• What is needed:
Write out the records below once more, exactly as they stand.

Dataset records
────────────────
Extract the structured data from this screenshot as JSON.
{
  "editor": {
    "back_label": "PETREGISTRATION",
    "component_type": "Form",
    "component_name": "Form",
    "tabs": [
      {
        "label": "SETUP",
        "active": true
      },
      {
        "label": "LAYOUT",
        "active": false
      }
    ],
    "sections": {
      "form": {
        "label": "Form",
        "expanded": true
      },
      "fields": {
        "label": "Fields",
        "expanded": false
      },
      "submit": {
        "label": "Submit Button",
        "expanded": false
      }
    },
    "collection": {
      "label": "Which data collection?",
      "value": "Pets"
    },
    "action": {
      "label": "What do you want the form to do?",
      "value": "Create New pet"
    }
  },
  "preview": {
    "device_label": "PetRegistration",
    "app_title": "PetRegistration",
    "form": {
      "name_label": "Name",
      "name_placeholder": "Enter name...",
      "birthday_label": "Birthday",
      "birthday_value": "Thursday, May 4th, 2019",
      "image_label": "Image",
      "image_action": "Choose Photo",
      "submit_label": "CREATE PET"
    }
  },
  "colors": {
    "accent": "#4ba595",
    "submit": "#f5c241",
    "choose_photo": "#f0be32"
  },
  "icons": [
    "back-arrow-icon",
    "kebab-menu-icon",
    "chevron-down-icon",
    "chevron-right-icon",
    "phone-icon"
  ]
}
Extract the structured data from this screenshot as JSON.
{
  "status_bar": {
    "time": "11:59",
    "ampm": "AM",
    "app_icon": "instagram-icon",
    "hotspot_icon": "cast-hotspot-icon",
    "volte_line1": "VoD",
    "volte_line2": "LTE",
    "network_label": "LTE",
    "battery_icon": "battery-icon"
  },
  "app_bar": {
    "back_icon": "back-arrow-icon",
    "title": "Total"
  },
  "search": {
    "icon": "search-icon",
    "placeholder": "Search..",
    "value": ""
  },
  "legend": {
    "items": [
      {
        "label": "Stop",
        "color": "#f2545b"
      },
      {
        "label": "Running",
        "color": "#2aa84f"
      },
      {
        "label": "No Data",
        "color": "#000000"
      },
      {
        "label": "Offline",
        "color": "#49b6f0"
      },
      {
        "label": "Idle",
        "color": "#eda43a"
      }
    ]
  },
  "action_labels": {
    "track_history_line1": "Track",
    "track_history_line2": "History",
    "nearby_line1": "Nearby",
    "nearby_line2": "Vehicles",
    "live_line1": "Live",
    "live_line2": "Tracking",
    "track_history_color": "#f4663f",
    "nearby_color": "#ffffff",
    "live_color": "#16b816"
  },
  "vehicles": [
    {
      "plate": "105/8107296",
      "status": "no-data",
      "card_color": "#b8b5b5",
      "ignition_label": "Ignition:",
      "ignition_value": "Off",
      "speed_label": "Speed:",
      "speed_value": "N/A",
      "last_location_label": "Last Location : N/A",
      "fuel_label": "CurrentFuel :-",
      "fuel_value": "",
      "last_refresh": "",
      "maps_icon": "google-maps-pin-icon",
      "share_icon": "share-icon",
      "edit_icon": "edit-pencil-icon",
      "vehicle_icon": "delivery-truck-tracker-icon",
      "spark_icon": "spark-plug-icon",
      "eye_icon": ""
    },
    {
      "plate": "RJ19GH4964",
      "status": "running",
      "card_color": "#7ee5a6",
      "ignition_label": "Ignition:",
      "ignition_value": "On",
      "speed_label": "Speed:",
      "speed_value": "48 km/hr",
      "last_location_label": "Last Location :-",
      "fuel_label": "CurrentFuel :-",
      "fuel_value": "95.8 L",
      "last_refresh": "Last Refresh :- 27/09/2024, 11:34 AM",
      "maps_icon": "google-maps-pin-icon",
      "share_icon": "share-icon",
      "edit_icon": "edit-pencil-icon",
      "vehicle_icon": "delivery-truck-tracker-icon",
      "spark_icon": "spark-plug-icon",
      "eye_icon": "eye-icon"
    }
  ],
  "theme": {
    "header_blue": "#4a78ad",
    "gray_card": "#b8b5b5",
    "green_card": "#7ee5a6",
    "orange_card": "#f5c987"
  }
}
────────────────
• Answer to this problem:
Extract the structured data from this screenshot as JSON.
{
  "editor": {
    "back_label": "PETREGISTRATION",
    "component_type": "Form",
    "component_name": "Form",
    "tabs": [
      {
        "label": "SETUP",
        "active": true
      },
      {
        "label": "LAYOUT",
        "active": false
      }
    ],
    "sections": {
      "form": {
        "label": "Form",
        "expanded": true
      },
      "fields": {
        "label": "Fields",
        "expanded": false
      },
      "submit": {
        "label": "Submit Button",
        "expanded": false
      }
    },
    "collection": {
      "label": "Which data collection?",
      "value": "Pets"
    },
    "action": {
      "label": "What do you want the form to do?",
      "value": "Create New pet"
    }
  },
  "preview": {
    "device_label": "PetRegistration",
    "app_title": "PetRegistration",
    "form": {
      "name_label": "Name",
      "name_placeholder": "Enter name...",
      "birthday_label": "Birthday",
      "birthday_value": "Thursday, May 4th, 2019",
      "image_label": "Image",
      "image_action": "Choose Photo",
      "submit_label": "CREATE PET"
    }
  },
  "colors": {
    "accent": "#4ba595",
    "submit": "#f5c241",
    "choose_photo": "#f0be32"
  },
  "icons": [
    "back-arrow-icon",
    "kebab-menu-icon",
    "chevron-down-icon",
    "chevron-right-icon",
    "phone-icon"
  ]
}
Extract the structured data from this screenshot as JSON.
{
  "status_bar": {
    "time": "11:59",
    "ampm": "AM",
    "app_icon": "instagram-icon",
    "hotspot_icon": "cast-hotspot-icon",
    "volte_line1": "VoD",
    "volte_line2": "LTE",
    "network_label": "LTE",
    "battery_icon": "battery-icon"
  },
  "app_bar": {
    "back_icon": "back-arrow-icon",
    "title": "Total"
  },
  "search": {
    "icon": "search-icon",
    "placeholder": "Search..",
    "value": ""
  },
  "legend": {
    "items": [
      {
        "label": "Stop",
        "color": "#f2545b"
      },
      {
        "label": "Running",
        "color": "#2aa84f"
      },
      {
        "label": "No Data",
        "color": "#000000"
      },
      {
        "label": "Offline",
        "color": "#49b6f0"
      },
      {
        "label": "Idle",
        "color": "#eda43a"
      }
    ]
  },
  "action_labels": {
    "track_history_line1": "Track",
    "track_history_line2": "History",
    "nearby_line1": "Nearby",
    "nearby_line2": "Vehicles",
    "live_line1": "Live",
    "live_line2": "Tracking",
    "track_history_color": "#f4663f",
    "nearby_color": "#ffffff",
    "live_color": "#16b816"
  },
  "vehicles": [
    {
      "plate": "105/8107296",
      "status": "no-data",
      "card_color": "#b8b5b5",
      "ignition_label": "Ignition:",
      "ignition_value": "Off",
      "speed_label": "Speed:",
      "speed_value": "N/A",
      "last_location_label": "Last Location : N/A",
      "fuel_label": "CurrentFuel :-",
      "fuel_value": "",
      "last_refresh": "",
      "maps_icon": "google-maps-pin-icon",
      "share_icon": "share-icon",
      "edit_icon": "edit-pencil-icon",
      "vehicle_icon": "delivery-truck-tracker-icon",
      "spark_icon": "spark-plug-icon",
      "eye_icon": ""
    },
    {
      "plate": "RJ19GH4964",
      "status": "running",
      "card_color": "#7ee5a6",
      "ignition_label": "Ignition:",
      "ignition_value": "On",
      "speed_label": "Speed:",
      "speed_value": "48 km/hr",
      "last_location_label": "Last Location :-",
      "fuel_label": "CurrentFuel :-",
      "fuel_value": "95.8 L",
      "last_refresh": "Last Refresh :- 27/09/2024, 11:34 AM",
      "maps_icon": "google-maps-pin-icon",
      "share_icon": "share-icon",
      "edit_icon": "edit-pencil-icon",
      "vehicle_icon": "delivery-truck-tracker-icon",
      "spark_icon": "spark-plug-icon",
      "eye_icon": "eye-icon"
    }
  ],
  "theme": {
    "header_blue": "#4a78ad",
    "gray_card": "#b8b5b5",
    "green_card": "#7ee5a6",
    "orange_card": "#f5c987"
  }
}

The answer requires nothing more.